→ **Written exercise**
Spot each line that carries the word "image"; copy those lines.

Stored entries
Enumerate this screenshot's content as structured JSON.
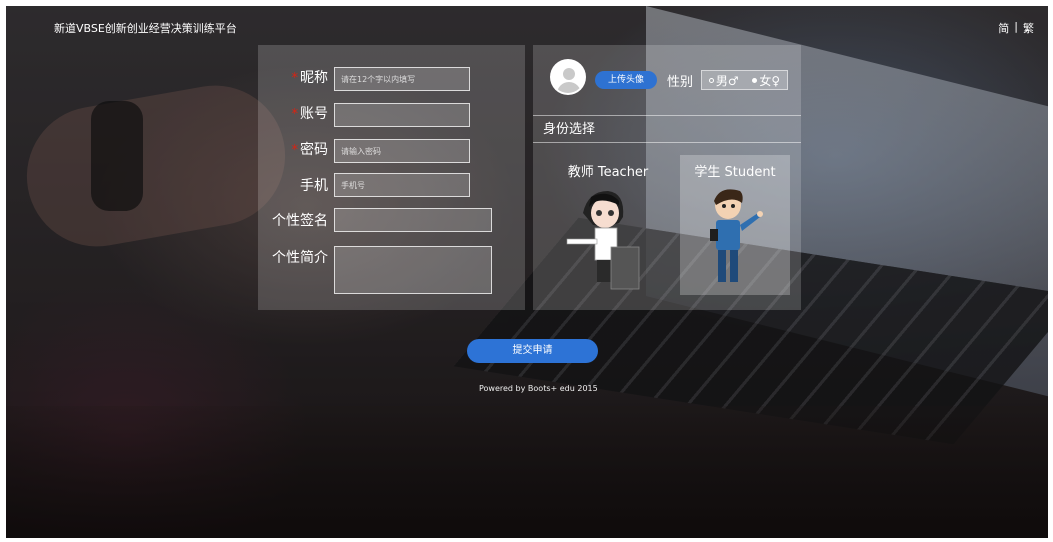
{
  "brand": "新道VBSE创新创业经营决策训练平台",
  "lang": {
    "simplified": "简",
    "separator": "|",
    "traditional": "繁"
  },
  "form": {
    "nickname": {
      "label": "昵称",
      "placeholder": "请在12个字以内填写"
    },
    "account": {
      "label": "账号",
      "placeholder": ""
    },
    "password": {
      "label": "密码",
      "placeholder": "请输入密码"
    },
    "phone": {
      "label": "手机",
      "placeholder": "手机号"
    },
    "signature": {
      "label": "个性签名",
      "placeholder": ""
    },
    "intro": {
      "label": "个性简介",
      "placeholder": ""
    },
    "required_mark": "*"
  },
  "profile": {
    "upload_label": "上传头像",
    "gender_label": "性别",
    "gender_options": [
      {
        "label": "男♂",
        "selected": false
      },
      {
        "label": "女♀",
        "selected": true
      }
    ]
  },
  "identity": {
    "title": "身份选择",
    "roles": [
      {
        "label": "教师 Teacher",
        "selected": false
      },
      {
        "label": "学生 Student",
        "selected": true
      }
    ]
  },
  "submit_label": "提交申请",
  "footer": "Powered by Boots+ edu 2015",
  "colors": {
    "accent": "#2e72d2",
    "required": "#dd2211"
  }
}
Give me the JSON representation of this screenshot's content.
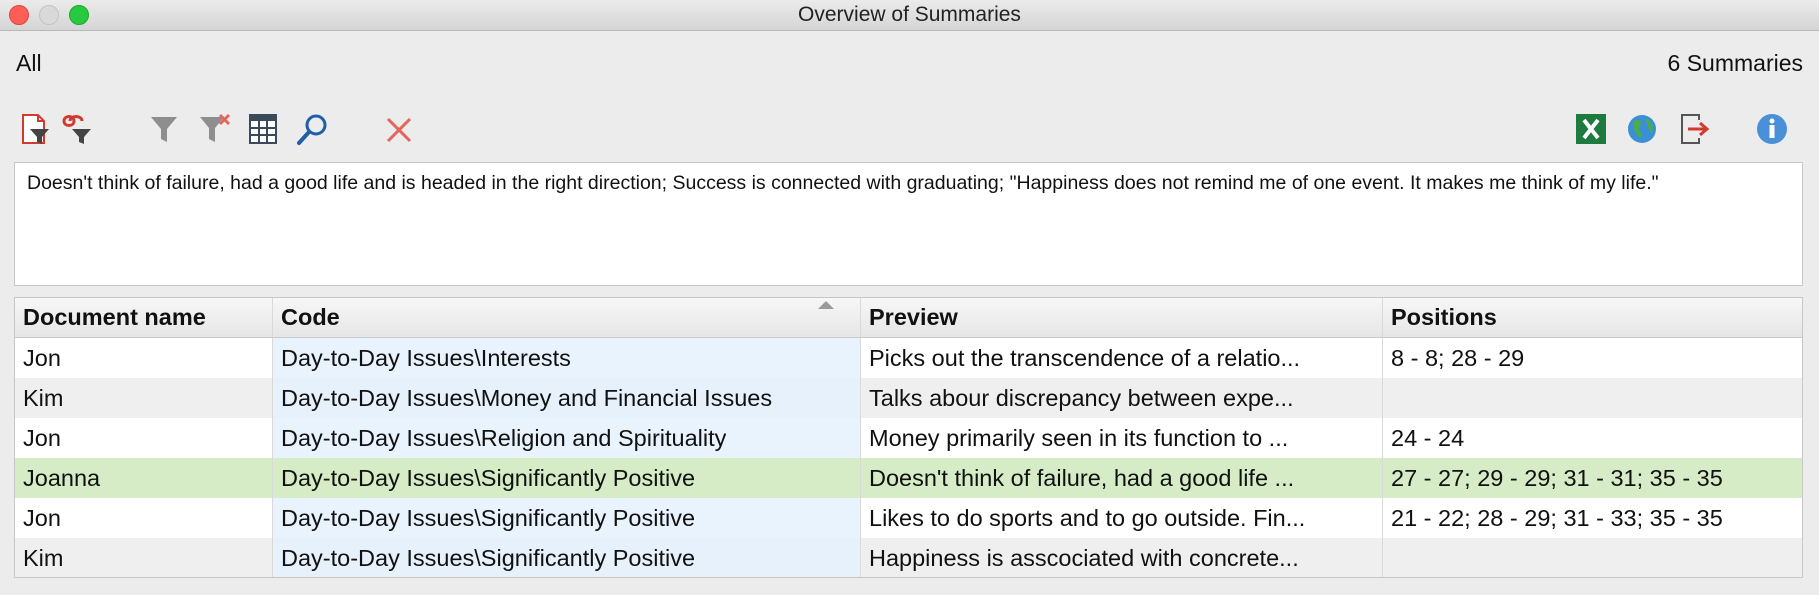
{
  "window": {
    "title": "Overview of Summaries"
  },
  "header": {
    "filter_label": "All",
    "count_label": "6 Summaries"
  },
  "toolbar": {
    "left_icons": [
      "document-filter-icon",
      "link-filter-icon",
      "filter-icon",
      "clear-filter-icon",
      "columns-icon",
      "search-icon",
      "delete-icon"
    ],
    "right_icons": [
      "excel-export-icon",
      "globe-export-icon",
      "export-icon",
      "info-icon"
    ]
  },
  "summary_text": "Doesn't think of failure, had a good life and is headed in the right direction; Success is connected with graduating; \"Happiness does not remind me of one event. It makes me think of my life.\"",
  "table": {
    "columns": [
      "Document name",
      "Code",
      "Preview",
      "Positions"
    ],
    "sorted_column": "Code",
    "rows": [
      {
        "document": "Jon",
        "code": "Day-to-Day Issues\\Interests",
        "preview": "Picks out the transcendence of a relatio...",
        "positions": "8 - 8; 28 - 29"
      },
      {
        "document": "Kim",
        "code": "Day-to-Day Issues\\Money and Financial Issues",
        "preview": "Talks abour discrepancy between expe...",
        "positions": ""
      },
      {
        "document": "Jon",
        "code": "Day-to-Day Issues\\Religion and Spirituality",
        "preview": "Money primarily seen in its function to ...",
        "positions": "24 - 24"
      },
      {
        "document": "Joanna",
        "code": "Day-to-Day Issues\\Significantly Positive",
        "preview": "Doesn't think of failure, had a good life ...",
        "positions": "27 - 27; 29 - 29; 31 - 31; 35 - 35"
      },
      {
        "document": "Jon",
        "code": "Day-to-Day Issues\\Significantly Positive",
        "preview": "Likes to do sports and to go outside. Fin...",
        "positions": "21 - 22; 28 - 29; 31 - 33; 35 - 35"
      },
      {
        "document": "Kim",
        "code": "Day-to-Day Issues\\Significantly Positive",
        "preview": "Happiness is asscociated with concrete...",
        "positions": ""
      }
    ],
    "selected_row_index": 3
  },
  "colors": {
    "selected_row": "#d5ecc7",
    "code_column": "#e8f3fd",
    "accent_blue": "#1f5fa8",
    "delete_red": "#e4655c"
  }
}
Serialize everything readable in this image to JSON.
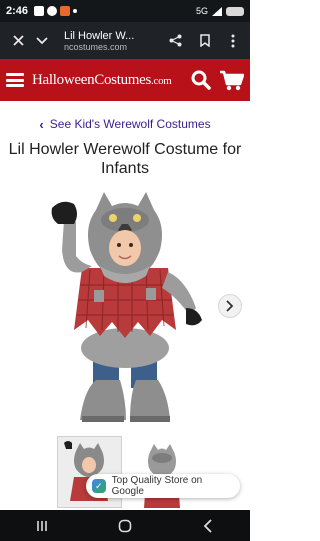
{
  "status_bar": {
    "time": "2:46",
    "network": "5G"
  },
  "browser": {
    "close_icon": "close-icon",
    "tabs_icon": "chevron-down-icon",
    "title": "Lil Howler W...",
    "url": "ncostumes.com",
    "share_icon": "share-icon",
    "bookmark_icon": "bookmark-icon",
    "menu_icon": "more-vert-icon"
  },
  "site": {
    "logo_main": "HalloweenCostumes",
    "logo_suffix": ".com",
    "accent_color": "#b8111a"
  },
  "breadcrumb": {
    "label": "See Kid's Werewolf Costumes"
  },
  "product": {
    "title": "Lil Howler Werewolf Costume for Infants"
  },
  "badge": {
    "label": "Top Quality Store on Google"
  }
}
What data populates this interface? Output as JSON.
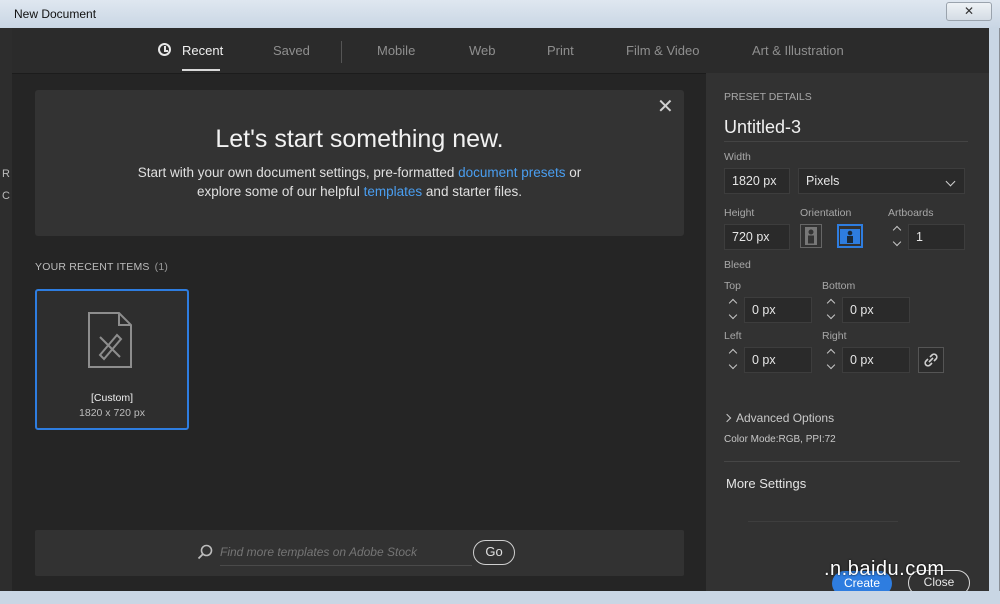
{
  "window": {
    "title": "New Document",
    "close_label": "✕"
  },
  "tabs": [
    {
      "label": "Recent",
      "active": true
    },
    {
      "label": "Saved"
    },
    {
      "label": "Mobile"
    },
    {
      "label": "Web"
    },
    {
      "label": "Print"
    },
    {
      "label": "Film & Video"
    },
    {
      "label": "Art & Illustration"
    }
  ],
  "hero": {
    "title": "Let's start something new.",
    "line1_prefix": "Start with your own document settings, pre-formatted ",
    "line1_link": "document presets",
    "line1_suffix": " or",
    "line2_prefix": "explore some of our helpful ",
    "line2_link": "templates",
    "line2_suffix": " and starter files.",
    "close": "✕"
  },
  "recent": {
    "heading": "YOUR RECENT ITEMS",
    "count": "(1)",
    "items": [
      {
        "name": "[Custom]",
        "size": "1820 x 720 px"
      }
    ]
  },
  "search": {
    "placeholder": "Find more templates on Adobe Stock",
    "go_label": "Go"
  },
  "preset": {
    "heading": "PRESET DETAILS",
    "name": "Untitled-3",
    "width_label": "Width",
    "width_value": "1820 px",
    "unit": "Pixels",
    "height_label": "Height",
    "height_value": "720 px",
    "orientation_label": "Orientation",
    "artboards_label": "Artboards",
    "artboards_value": "1",
    "bleed_label": "Bleed",
    "top_label": "Top",
    "top_value": "0 px",
    "bottom_label": "Bottom",
    "bottom_value": "0 px",
    "left_label": "Left",
    "left_value": "0 px",
    "right_label": "Right",
    "right_value": "0 px",
    "advanced_label": "Advanced Options",
    "color_mode": "Color Mode:RGB, PPI:72",
    "more_settings": "More Settings",
    "create_label": "Create",
    "close_label": "Close"
  },
  "watermark": ".n.baidu.com",
  "side_letters": [
    "R",
    "C"
  ],
  "colors": {
    "accent": "#2e7de0",
    "link": "#4a9ef0",
    "panel": "#323232",
    "background": "#252525"
  }
}
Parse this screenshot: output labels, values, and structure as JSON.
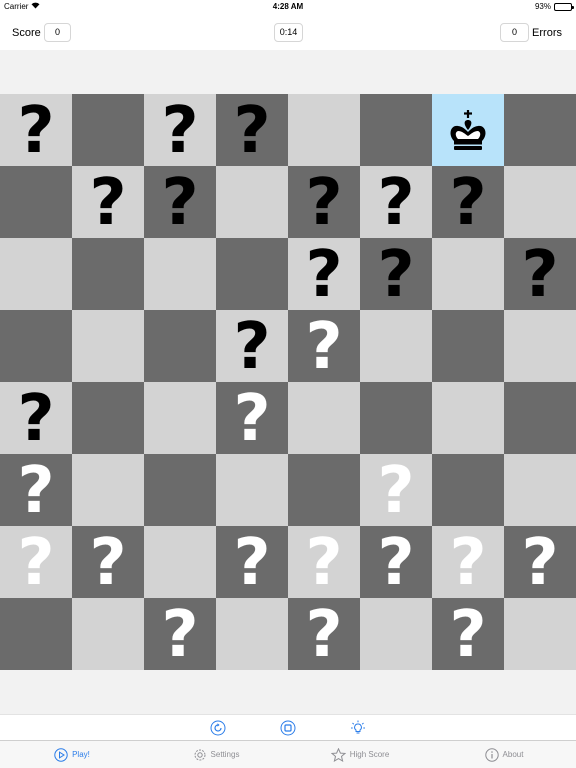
{
  "status_bar": {
    "carrier": "Carrier",
    "time": "4:28 AM",
    "battery": "93%",
    "battery_level": 0.93
  },
  "top_bar": {
    "score_label": "Score",
    "score_value": "0",
    "timer": "0:14",
    "errors_value": "0",
    "errors_label": "Errors"
  },
  "board": {
    "rows": [
      [
        "qb",
        "",
        "qb",
        "qb",
        "",
        "",
        "K",
        ""
      ],
      [
        "",
        "qb",
        "qb",
        "",
        "qb",
        "qb",
        "qb",
        ""
      ],
      [
        "",
        "",
        "",
        "",
        "qb",
        "qb",
        "",
        "qb"
      ],
      [
        "",
        "",
        "",
        "qb",
        "qw",
        "",
        "",
        ""
      ],
      [
        "qb",
        "",
        "",
        "qw",
        "",
        "",
        "",
        ""
      ],
      [
        "qw",
        "",
        "",
        "",
        "",
        "qw",
        "",
        ""
      ],
      [
        "qw",
        "qw",
        "",
        "qw",
        "qw",
        "qw",
        "qw",
        "qw"
      ],
      [
        "",
        "",
        "qw",
        "",
        "qw",
        "",
        "qw",
        ""
      ]
    ],
    "question_glyph": "?",
    "highlight_color": "#b8e3fa",
    "light_color": "#d3d3d3",
    "dark_color": "#6b6b6b"
  },
  "action_bar": {
    "buttons": [
      "restart-icon",
      "stop-icon",
      "hint-bulb-icon"
    ],
    "accent_color": "#2b7de9"
  },
  "tab_bar": {
    "tabs": [
      {
        "label": "Play!",
        "icon": "play-icon",
        "active": true
      },
      {
        "label": "Settings",
        "icon": "gear-icon",
        "active": false
      },
      {
        "label": "High Score",
        "icon": "star-icon",
        "active": false
      },
      {
        "label": "About",
        "icon": "info-icon",
        "active": false
      }
    ]
  }
}
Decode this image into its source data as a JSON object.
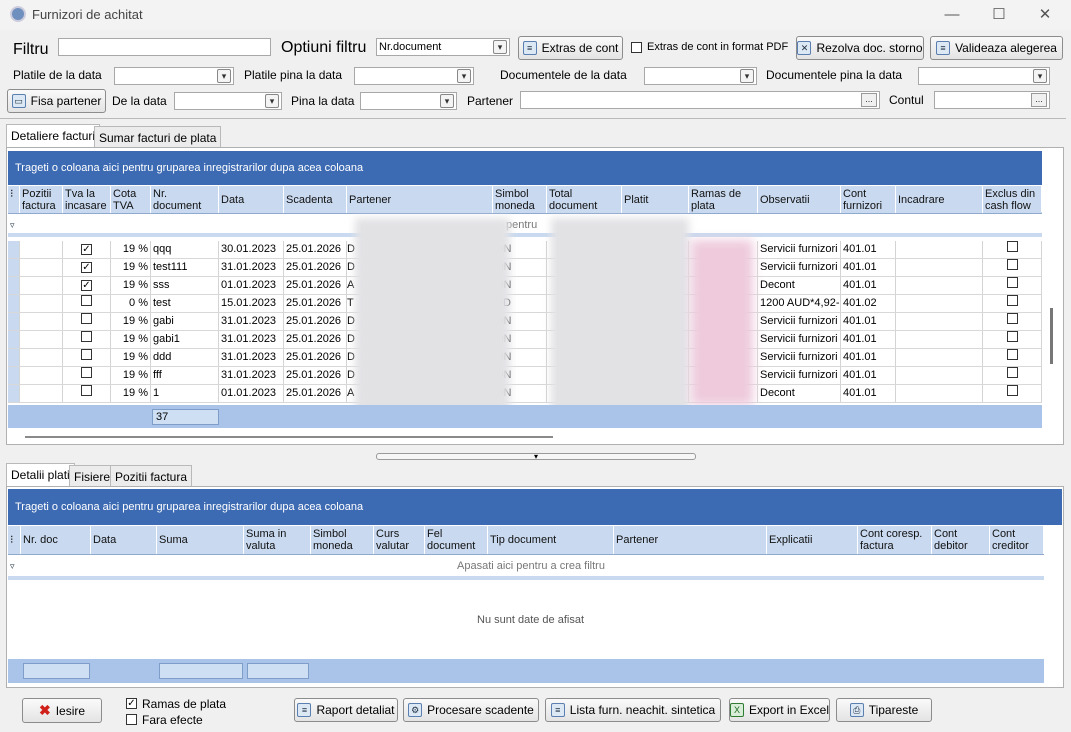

→ **Full response**
Serialize everything readable in this image to JSON.
Decode this image into its source data as a JSON object.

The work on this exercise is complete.